• _Given records_:

------------------------------------------------------------------------

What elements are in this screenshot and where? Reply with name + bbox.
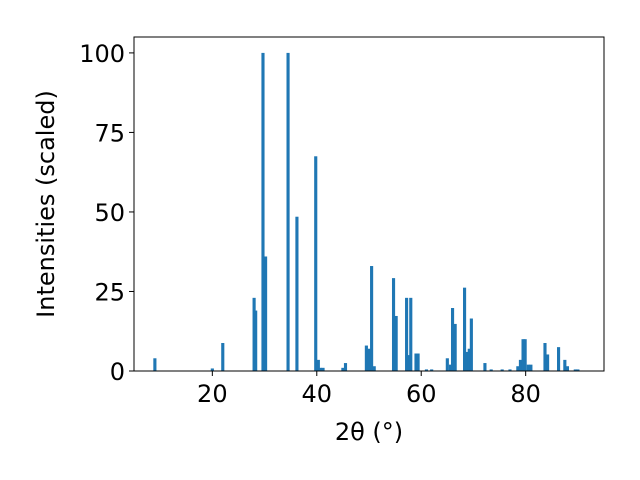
bar — [295, 216, 299, 371]
bar — [469, 318, 473, 371]
x-axis-label: 2θ (°) — [335, 418, 403, 446]
bar — [450, 308, 455, 371]
bar — [424, 369, 429, 371]
bar — [448, 364, 453, 371]
bar — [543, 343, 547, 371]
bar — [563, 359, 567, 371]
y-tick-label: 0 — [110, 358, 125, 386]
bar — [286, 52, 290, 372]
bar — [576, 369, 580, 371]
x-tick-label: 60 — [406, 380, 437, 408]
bar — [416, 353, 420, 371]
x-tick-label: 40 — [302, 380, 333, 408]
bar — [573, 369, 577, 371]
y-tick-label: 100 — [79, 40, 125, 68]
bar — [523, 339, 527, 371]
bar — [316, 359, 320, 371]
y-tick-label: 75 — [94, 119, 125, 147]
bar — [372, 366, 376, 371]
bar — [463, 287, 467, 371]
bar — [467, 348, 471, 371]
bar — [394, 315, 398, 371]
bar — [516, 366, 520, 371]
bar — [565, 366, 570, 371]
bar — [453, 323, 457, 371]
bar — [508, 369, 512, 371]
bar — [321, 367, 325, 371]
bar — [465, 351, 469, 371]
bar — [314, 156, 318, 371]
bar — [210, 368, 214, 371]
y-axis-ticks: 0 25 50 75 100 — [79, 40, 134, 386]
bar — [546, 354, 550, 371]
bar — [518, 359, 523, 371]
x-tick-label: 80 — [510, 380, 541, 408]
bar — [407, 355, 411, 371]
bar — [221, 343, 225, 371]
y-tick-label: 50 — [94, 199, 125, 227]
bar — [405, 297, 409, 371]
bar — [252, 297, 256, 371]
y-tick-label: 25 — [94, 278, 125, 306]
bar — [445, 358, 449, 371]
bar — [367, 348, 371, 371]
bar — [153, 358, 157, 371]
bar — [483, 363, 487, 371]
bar — [430, 369, 434, 371]
bar — [529, 364, 533, 371]
bar — [414, 353, 418, 371]
bar — [391, 278, 396, 371]
bar — [557, 347, 561, 371]
bars-group — [153, 52, 580, 372]
bar — [341, 367, 345, 371]
plot-frame — [133, 36, 605, 372]
x-tick-label: 20 — [197, 380, 228, 408]
bar — [364, 345, 368, 371]
bar — [409, 297, 413, 371]
bar — [264, 256, 268, 371]
bar — [370, 266, 374, 371]
bar — [254, 310, 258, 371]
x-axis-ticks: 20 40 60 80 — [197, 371, 541, 408]
y-axis-label: Intensities (scaled) — [32, 90, 60, 318]
bar — [261, 52, 265, 372]
bar — [343, 363, 348, 371]
bar — [318, 367, 322, 371]
bar — [521, 339, 525, 371]
bar — [526, 364, 530, 371]
bar — [489, 369, 493, 371]
bar — [500, 369, 504, 371]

------------------------------------------------------------------------

• _Task description_:
Print the rows word for word, from the line containing "bar — [295, 216, 299, 371]" down through the line containing "bar — [153, 358, 157, 371]", with both of those lines included.

• _Solution to the problem_:
bar — [295, 216, 299, 371]
bar — [469, 318, 473, 371]
x-axis-label: 2θ (°) — [335, 418, 403, 446]
bar — [450, 308, 455, 371]
bar — [424, 369, 429, 371]
bar — [448, 364, 453, 371]
bar — [543, 343, 547, 371]
bar — [563, 359, 567, 371]
y-tick-label: 0 — [110, 358, 125, 386]
bar — [286, 52, 290, 372]
bar — [576, 369, 580, 371]
x-tick-label: 60 — [406, 380, 437, 408]
bar — [416, 353, 420, 371]
x-tick-label: 40 — [302, 380, 333, 408]
bar — [573, 369, 577, 371]
y-tick-label: 100 — [79, 40, 125, 68]
bar — [523, 339, 527, 371]
bar — [316, 359, 320, 371]
y-tick-label: 75 — [94, 119, 125, 147]
bar — [372, 366, 376, 371]
bar — [463, 287, 467, 371]
bar — [467, 348, 471, 371]
bar — [394, 315, 398, 371]
bar — [516, 366, 520, 371]
bar — [565, 366, 570, 371]
bar — [453, 323, 457, 371]
bar — [508, 369, 512, 371]
bar — [321, 367, 325, 371]
bar — [465, 351, 469, 371]
bar — [314, 156, 318, 371]
bar — [210, 368, 214, 371]
y-axis-ticks: 0 25 50 75 100 — [79, 40, 134, 386]
bar — [546, 354, 550, 371]
bar — [518, 359, 523, 371]
x-tick-label: 80 — [510, 380, 541, 408]
bar — [407, 355, 411, 371]
bar — [221, 343, 225, 371]
y-tick-label: 50 — [94, 199, 125, 227]
bar — [405, 297, 409, 371]
bar — [252, 297, 256, 371]
y-tick-label: 25 — [94, 278, 125, 306]
bar — [445, 358, 449, 371]
bar — [367, 348, 371, 371]
bar — [153, 358, 157, 371]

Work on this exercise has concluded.